**Problem to work on**
Find the string "with" in the data, then copy every line where it is found.

## START Data shown

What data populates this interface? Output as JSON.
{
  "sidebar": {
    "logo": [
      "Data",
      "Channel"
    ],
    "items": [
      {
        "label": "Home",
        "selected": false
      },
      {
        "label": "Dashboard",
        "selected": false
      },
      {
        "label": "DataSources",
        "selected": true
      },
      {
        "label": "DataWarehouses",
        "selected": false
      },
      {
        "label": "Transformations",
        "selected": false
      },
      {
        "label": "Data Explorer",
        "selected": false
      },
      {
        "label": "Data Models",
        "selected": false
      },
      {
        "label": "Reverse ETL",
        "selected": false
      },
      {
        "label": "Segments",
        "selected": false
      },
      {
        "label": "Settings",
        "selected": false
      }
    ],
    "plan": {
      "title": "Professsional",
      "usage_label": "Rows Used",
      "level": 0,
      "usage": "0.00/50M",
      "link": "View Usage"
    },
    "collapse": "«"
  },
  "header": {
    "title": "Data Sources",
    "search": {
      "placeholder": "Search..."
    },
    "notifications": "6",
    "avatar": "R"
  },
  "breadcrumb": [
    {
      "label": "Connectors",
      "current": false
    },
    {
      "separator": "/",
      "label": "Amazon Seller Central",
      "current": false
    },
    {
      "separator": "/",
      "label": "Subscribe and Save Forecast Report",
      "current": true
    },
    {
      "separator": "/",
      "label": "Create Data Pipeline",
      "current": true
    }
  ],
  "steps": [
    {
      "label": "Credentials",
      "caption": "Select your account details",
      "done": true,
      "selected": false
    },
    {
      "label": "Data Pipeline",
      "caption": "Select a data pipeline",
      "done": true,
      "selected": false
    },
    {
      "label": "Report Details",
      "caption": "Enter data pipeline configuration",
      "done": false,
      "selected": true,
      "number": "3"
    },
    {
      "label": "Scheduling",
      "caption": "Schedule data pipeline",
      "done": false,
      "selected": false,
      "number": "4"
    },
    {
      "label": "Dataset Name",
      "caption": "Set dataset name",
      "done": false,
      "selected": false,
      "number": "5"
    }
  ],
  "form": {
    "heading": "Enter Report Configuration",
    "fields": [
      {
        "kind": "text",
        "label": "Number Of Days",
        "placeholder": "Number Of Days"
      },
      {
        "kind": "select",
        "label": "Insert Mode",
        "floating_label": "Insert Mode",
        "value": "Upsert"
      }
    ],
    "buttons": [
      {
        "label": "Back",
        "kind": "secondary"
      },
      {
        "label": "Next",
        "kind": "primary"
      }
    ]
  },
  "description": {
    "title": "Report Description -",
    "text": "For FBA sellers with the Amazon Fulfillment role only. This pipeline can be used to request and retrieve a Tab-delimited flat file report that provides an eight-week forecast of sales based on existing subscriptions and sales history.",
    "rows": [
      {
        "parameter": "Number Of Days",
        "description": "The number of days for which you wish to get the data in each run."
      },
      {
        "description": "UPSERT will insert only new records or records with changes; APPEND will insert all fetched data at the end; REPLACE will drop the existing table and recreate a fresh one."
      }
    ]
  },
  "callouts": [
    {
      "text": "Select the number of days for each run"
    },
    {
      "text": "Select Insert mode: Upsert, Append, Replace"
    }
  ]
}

## END Data shown

**Output for this exercise**
    "text": "For FBA sellers with the Amazon Fulfillment role only. This pipeline can be used to request and retrieve a Tab-delimited flat file report that provides an eight-week forecast of sales based on existing subscriptions and sales history.",
        "description": "UPSERT will insert only new records or records with changes; APPEND will insert all fetched data at the end; REPLACE will drop the existing table and recreate a fresh one."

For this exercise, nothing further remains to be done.